#### [Aim of the exercise]
Copy out the listing that follows, exact in every word, and skip the images.

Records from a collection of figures
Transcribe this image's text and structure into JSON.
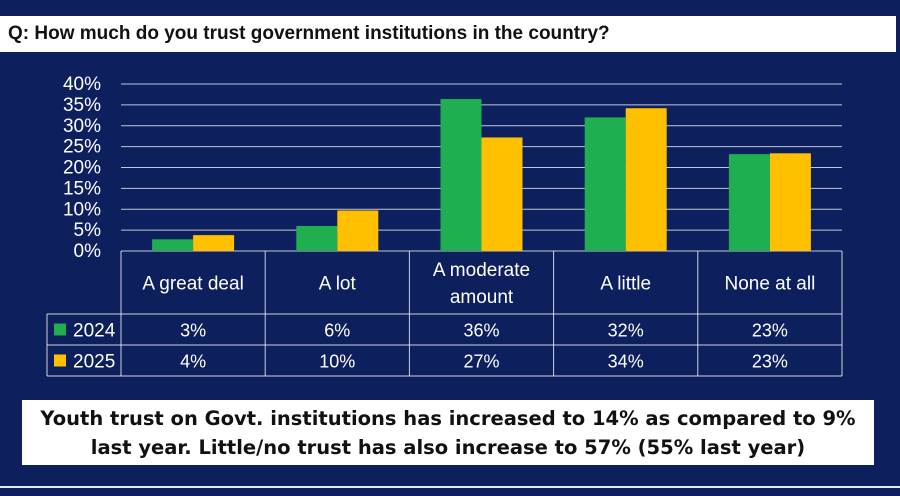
{
  "question": "Q: How much do you trust government institutions in the country?",
  "summary": "Youth trust on Govt. institutions has increased to 14% as compared to 9% last year. Little/no trust has also increase to 57% (55% last year)",
  "colors": {
    "background": "#0d1f5c",
    "series_2024": "#1fae50",
    "series_2025": "#ffc000",
    "grid": "#ffffff"
  },
  "chart_data": {
    "type": "bar",
    "categories": [
      "A great deal",
      "A lot",
      "A moderate amount",
      "A little",
      "None at all"
    ],
    "category_lines": [
      [
        "A great deal"
      ],
      [
        "A lot"
      ],
      [
        "A moderate",
        "amount"
      ],
      [
        "A little"
      ],
      [
        "None at all"
      ]
    ],
    "series": [
      {
        "name": "2024",
        "values": [
          2.8,
          6,
          36.4,
          32,
          23.2
        ],
        "labels": [
          "3%",
          "6%",
          "36%",
          "32%",
          "23%"
        ]
      },
      {
        "name": "2025",
        "values": [
          3.8,
          9.7,
          27.2,
          34.2,
          23.4
        ],
        "labels": [
          "4%",
          "10%",
          "27%",
          "34%",
          "23%"
        ]
      }
    ],
    "ylim": [
      0,
      40
    ],
    "yticks": [
      "0%",
      "5%",
      "10%",
      "15%",
      "20%",
      "25%",
      "30%",
      "35%",
      "40%"
    ],
    "grid": true,
    "legend": "data table"
  }
}
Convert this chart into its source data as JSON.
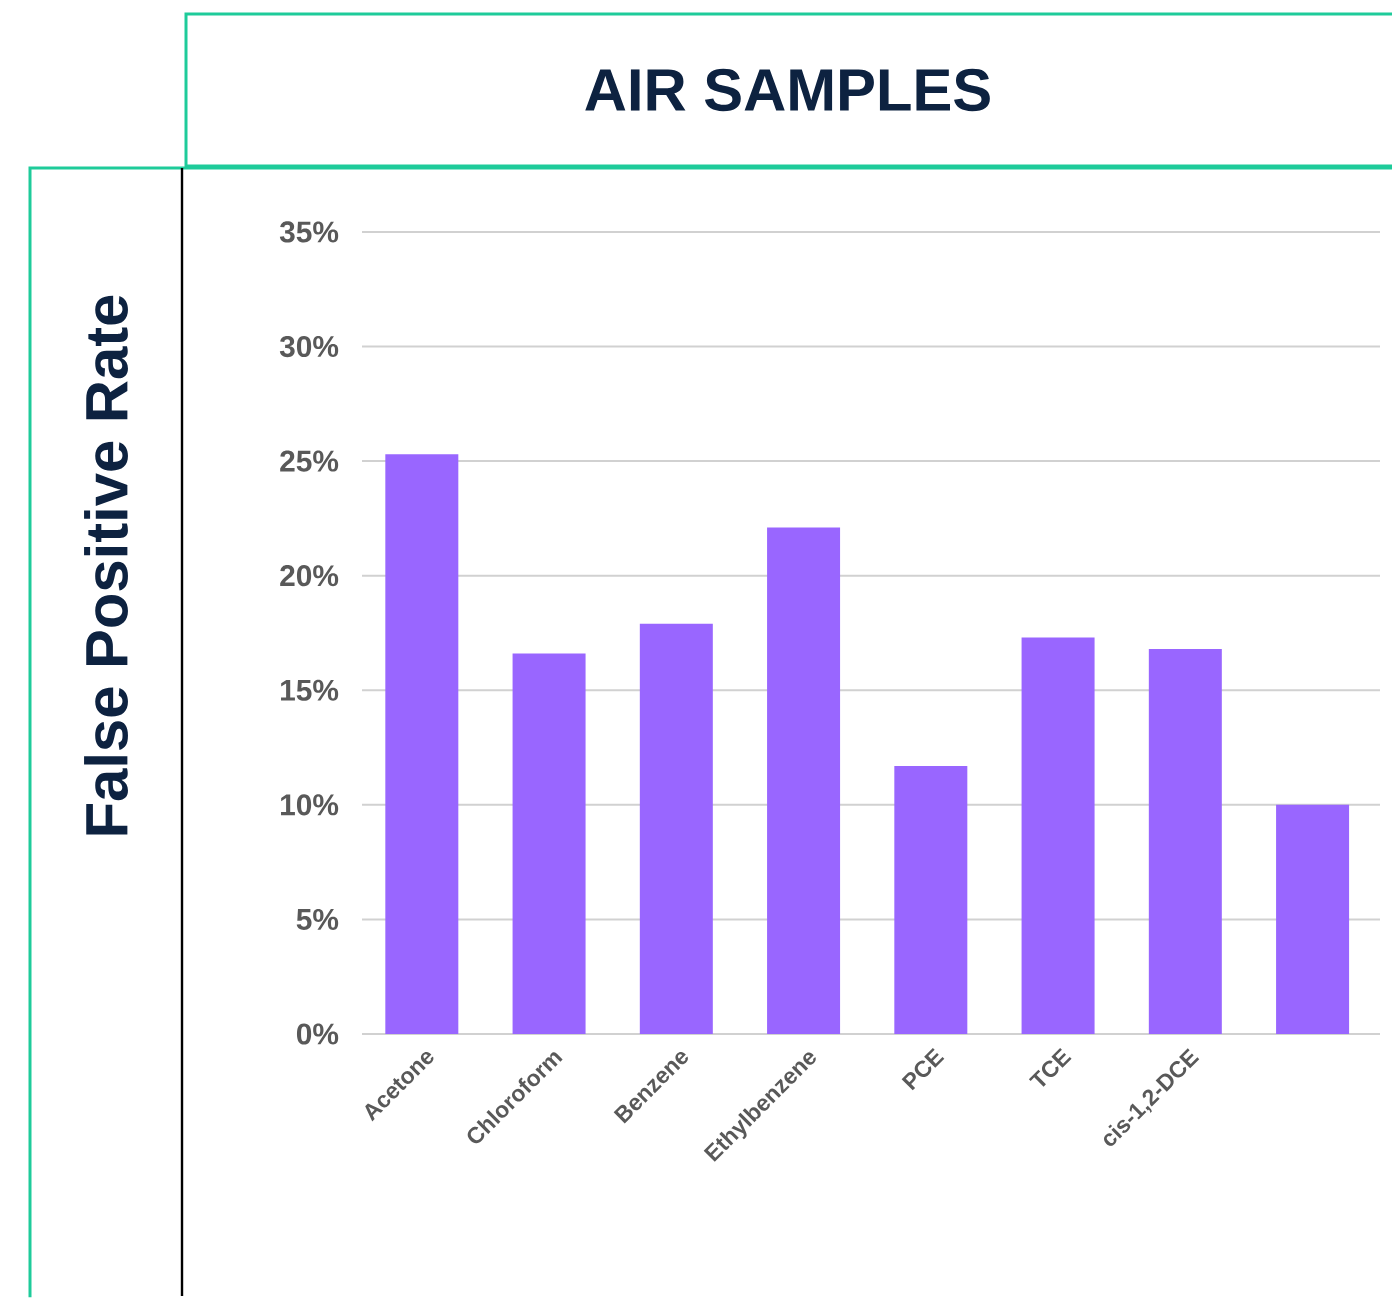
{
  "chart_data": {
    "type": "bar",
    "title": "AIR SAMPLES",
    "ylabel": "False Positive Rate",
    "categories": [
      "Acetone",
      "Chloroform",
      "Benzene",
      "Ethylbenzene",
      "PCE",
      "TCE",
      "cis-1,2-DCE",
      null
    ],
    "values": [
      25.3,
      16.6,
      17.9,
      22.1,
      11.7,
      17.3,
      16.8,
      10.0
    ],
    "color": "#9966ff",
    "ylim": [
      0,
      35
    ],
    "yticks": [
      {
        "value": 0,
        "label": "0%"
      },
      {
        "value": 5,
        "label": "5%"
      },
      {
        "value": 10,
        "label": "10%"
      },
      {
        "value": 15,
        "label": "15%"
      },
      {
        "value": 20,
        "label": "20%"
      },
      {
        "value": 25,
        "label": "25%"
      },
      {
        "value": 30,
        "label": "30%"
      },
      {
        "value": 35,
        "label": "35%"
      }
    ],
    "grid": "y"
  }
}
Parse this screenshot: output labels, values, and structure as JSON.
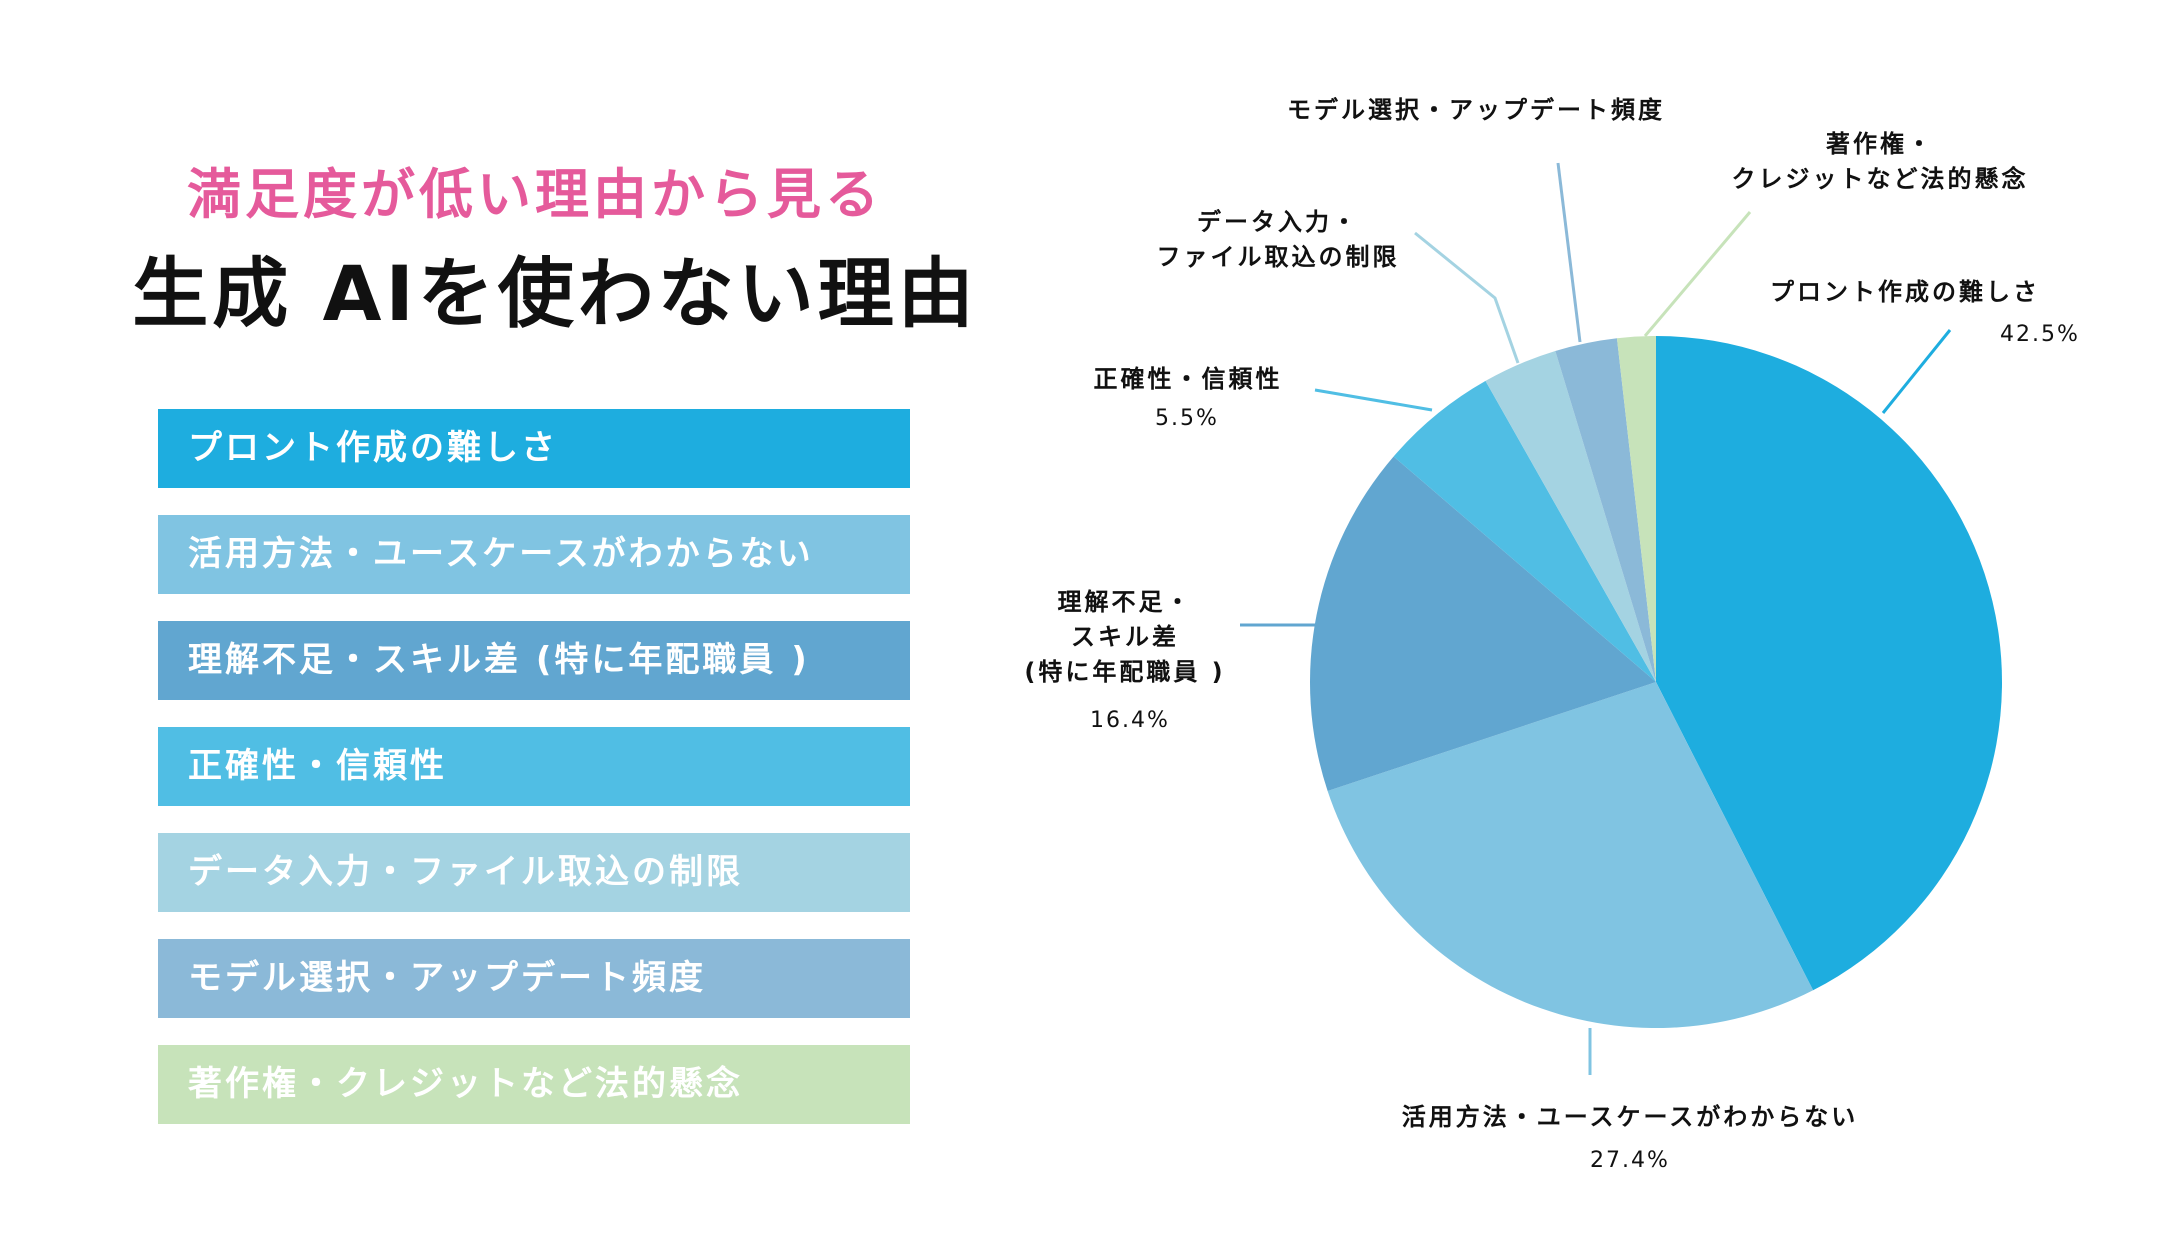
{
  "header": {
    "subtitle": "満足度が低い理由から見る",
    "title": "生成 AIを使わない理由",
    "subtitle_color": "#e55a9b"
  },
  "chart_data": {
    "type": "pie",
    "start": "12 o'clock, clockwise",
    "categories": [
      "プロント作成の難しさ",
      "活用方法・ユースケースがわからない",
      "理解不足・スキル差（特に年配職員）",
      "正確性・信頼性",
      "データ入力・ファイル取込の制限",
      "モデル選択・アップデート頻度",
      "著作権・クレジットなど法的懸念"
    ],
    "values": [
      42.5,
      27.4,
      16.4,
      5.5,
      3.5,
      2.9,
      1.8
    ],
    "colors": [
      "#1eaddf",
      "#80c4e2",
      "#61a6d0",
      "#50bee4",
      "#a4d3e2",
      "#8bb9d8",
      "#c7e3ba"
    ],
    "slice_labels": [
      {
        "text": [
          "プロント作成の難しさ"
        ],
        "pct": "42.5%"
      },
      {
        "text": [
          "活用方法・ユースケースがわからない"
        ],
        "pct": "27.4%"
      },
      {
        "text": [
          "理解不足・",
          "スキル差",
          "(特に年配職員 )"
        ],
        "pct": "16.4%"
      },
      {
        "text": [
          "正確性・信頼性"
        ],
        "pct": "5.5%"
      },
      {
        "text": [
          "データ入力・",
          "ファイル取込の制限"
        ]
      },
      {
        "text": [
          "モデル選択・アップデート頻度"
        ]
      },
      {
        "text": [
          "著作権・",
          "クレジットなど法的懸念"
        ]
      }
    ],
    "legend": [
      "プロント作成の難しさ",
      "活用方法・ユースケースがわからない",
      "理解不足・スキル差 (特に年配職員 )",
      "正確性・信頼性",
      "データ入力・ファイル取込の制限",
      "モデル選択・アップデート頻度",
      "著作権・クレジットなど法的懸念"
    ],
    "legend_placement": "left"
  }
}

#### [Solved problem]
Transcribe this image's text and structure into JSON.
{
  "question": "Q: How much do you trust government institutions in the country?",
  "summary": "Youth trust on Govt. institutions has increased to 14% as compared to 9% last year. Little/no trust has also increase to 57% (55% last year)",
  "colors": {
    "background": "#0d1f5c",
    "series_2024": "#1fae50",
    "series_2025": "#ffc000",
    "grid": "#ffffff"
  },
  "chart_data": {
    "type": "bar",
    "categories": [
      "A great deal",
      "A lot",
      "A moderate amount",
      "A little",
      "None at all"
    ],
    "category_lines": [
      [
        "A great deal"
      ],
      [
        "A lot"
      ],
      [
        "A moderate",
        "amount"
      ],
      [
        "A little"
      ],
      [
        "None at all"
      ]
    ],
    "series": [
      {
        "name": "2024",
        "values": [
          2.8,
          6,
          36.4,
          32,
          23.2
        ],
        "labels": [
          "3%",
          "6%",
          "36%",
          "32%",
          "23%"
        ]
      },
      {
        "name": "2025",
        "values": [
          3.8,
          9.7,
          27.2,
          34.2,
          23.4
        ],
        "labels": [
          "4%",
          "10%",
          "27%",
          "34%",
          "23%"
        ]
      }
    ],
    "ylim": [
      0,
      40
    ],
    "yticks": [
      "0%",
      "5%",
      "10%",
      "15%",
      "20%",
      "25%",
      "30%",
      "35%",
      "40%"
    ],
    "grid": true,
    "legend": "data table"
  }
}
Convert this chart into its source data as JSON.
{
  "chart_data": {
    "type": "bar",
    "title": "AIR SAMPLES",
    "ylabel": "False Positive Rate",
    "categories": [
      "Acetone",
      "Chloroform",
      "Benzene",
      "Ethylbenzene",
      "PCE",
      "TCE",
      "cis-1,2-DCE",
      null
    ],
    "values": [
      25.3,
      16.6,
      17.9,
      22.1,
      11.7,
      17.3,
      16.8,
      10.0
    ],
    "color": "#9966ff",
    "ylim": [
      0,
      35
    ],
    "yticks": [
      {
        "value": 0,
        "label": "0%"
      },
      {
        "value": 5,
        "label": "5%"
      },
      {
        "value": 10,
        "label": "10%"
      },
      {
        "value": 15,
        "label": "15%"
      },
      {
        "value": 20,
        "label": "20%"
      },
      {
        "value": 25,
        "label": "25%"
      },
      {
        "value": 30,
        "label": "30%"
      },
      {
        "value": 35,
        "label": "35%"
      }
    ],
    "grid": "y"
  }
}
Parse this screenshot: output labels, values, and structure as JSON.
{
  "header": {
    "subtitle": "満足度が低い理由から見る",
    "title": "生成 AIを使わない理由",
    "subtitle_color": "#e55a9b"
  },
  "chart_data": {
    "type": "pie",
    "start": "12 o'clock, clockwise",
    "categories": [
      "プロント作成の難しさ",
      "活用方法・ユースケースがわからない",
      "理解不足・スキル差（特に年配職員）",
      "正確性・信頼性",
      "データ入力・ファイル取込の制限",
      "モデル選択・アップデート頻度",
      "著作権・クレジットなど法的懸念"
    ],
    "values": [
      42.5,
      27.4,
      16.4,
      5.5,
      3.5,
      2.9,
      1.8
    ],
    "colors": [
      "#1eaddf",
      "#80c4e2",
      "#61a6d0",
      "#50bee4",
      "#a4d3e2",
      "#8bb9d8",
      "#c7e3ba"
    ],
    "slice_labels": [
      {
        "text": [
          "プロント作成の難しさ"
        ],
        "pct": "42.5%"
      },
      {
        "text": [
          "活用方法・ユースケースがわからない"
        ],
        "pct": "27.4%"
      },
      {
        "text": [
          "理解不足・",
          "スキル差",
          "(特に年配職員 )"
        ],
        "pct": "16.4%"
      },
      {
        "text": [
          "正確性・信頼性"
        ],
        "pct": "5.5%"
      },
      {
        "text": [
          "データ入力・",
          "ファイル取込の制限"
        ]
      },
      {
        "text": [
          "モデル選択・アップデート頻度"
        ]
      },
      {
        "text": [
          "著作権・",
          "クレジットなど法的懸念"
        ]
      }
    ],
    "legend": [
      "プロント作成の難しさ",
      "活用方法・ユースケースがわからない",
      "理解不足・スキル差 (特に年配職員 )",
      "正確性・信頼性",
      "データ入力・ファイル取込の制限",
      "モデル選択・アップデート頻度",
      "著作権・クレジットなど法的懸念"
    ],
    "legend_placement": "left"
  }
}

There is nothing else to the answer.